**What to work on:**
Restate each of the lines below word for word and drop every picture.

**Exercise inputs:**
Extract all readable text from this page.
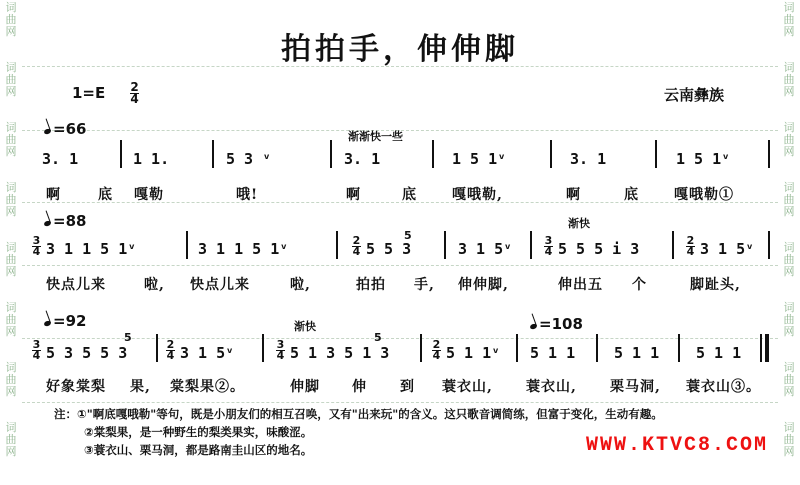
词
曲
网
词
曲
网
词
曲
网
词
曲
网
词
曲
网
词
曲
网
词
曲
网
词
曲
网
词
曲
网
词
曲
网
词
曲
网
词
曲
网
词
曲
网
词
曲
网
词
曲
网
词
曲
网
拍拍手，伸伸脚
1=E 2
4	云南彝族
=66	渐渐快一些
3. 1	1 1.	5 3 ᵛ	3. 1	1 5 1ᵛ	3. 1	1 5 1ᵛ
啊	底 嘎勒	哦!	啊	底	嘎哦勒,	啊	底	嘎哦勒①
=88	渐快
3
4 3 1 1 5 1ᵛ	3 1 1 5 1ᵛ	2
4 5 5 3
5
3 1 5ᵛ	3
4 5 5 5 i 3	2
4 3 1 5ᵛ
快点儿来	啦, 快点儿来	啦,	拍拍 手, 伸伸脚,	伸出五 个	脚趾头,
=92	渐快	=108
3
4 5 3 5 5 3
5
2
4 3 1 5ᵛ	3
4 5 1 3 5 1 3
5
2
4 5 1 1ᵛ 5 1 1	5 1 1 5 1 1
好象棠梨 果, 棠梨果②。	伸脚 伸 到 蓑衣山, 蓑衣山, 栗马洞, 蓑衣山③。
注：①"啊底嘎哦勒"等句，既是小朋友们的相互召唤，又有"出来玩"的含义。这只歌音调简练，但富于变化，生动有趣。
②棠梨果，是一种野生的梨类果实，味酸涩。
③蓑衣山、栗马洞，都是路南圭山区的地名。	WWW.KTVC8.COM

**Response below:**
Extract all readable text from this page.
词
曲
网
词
曲
网
词
曲
网
词
曲
网
词
曲
网
词
曲
网
词
曲
网
词
曲
网
词
曲
网
词
曲
网
词
曲
网
词
曲
网
词
曲
网
词
曲
网
词
曲
网
词
曲
网
拍拍手，伸伸脚
1=E 2
4	云南彝族
=66	渐渐快一些
3. 1	1 1.	5 3 ᵛ	3. 1	1 5 1ᵛ	3. 1	1 5 1ᵛ
啊	底 嘎勒	哦!	啊	底	嘎哦勒,	啊	底	嘎哦勒①
=88	渐快
3
4 3 1 1 5 1ᵛ	3 1 1 5 1ᵛ	2
4 5 5 3
5
3 1 5ᵛ	3
4 5 5 5 i 3	2
4 3 1 5ᵛ
快点儿来	啦, 快点儿来	啦,	拍拍 手, 伸伸脚,	伸出五 个	脚趾头,
=92	渐快	=108
3
4 5 3 5 5 3
5
2
4 3 1 5ᵛ	3
4 5 1 3 5 1 3
5
2
4 5 1 1ᵛ 5 1 1	5 1 1 5 1 1
好象棠梨 果, 棠梨果②。	伸脚 伸 到 蓑衣山, 蓑衣山, 栗马洞, 蓑衣山③。
注：①"啊底嘎哦勒"等句，既是小朋友们的相互召唤，又有"出来玩"的含义。这只歌音调简练，但富于变化，生动有趣。
②棠梨果，是一种野生的梨类果实，味酸涩。
③蓑衣山、栗马洞，都是路南圭山区的地名。	WWW.KTVC8.COM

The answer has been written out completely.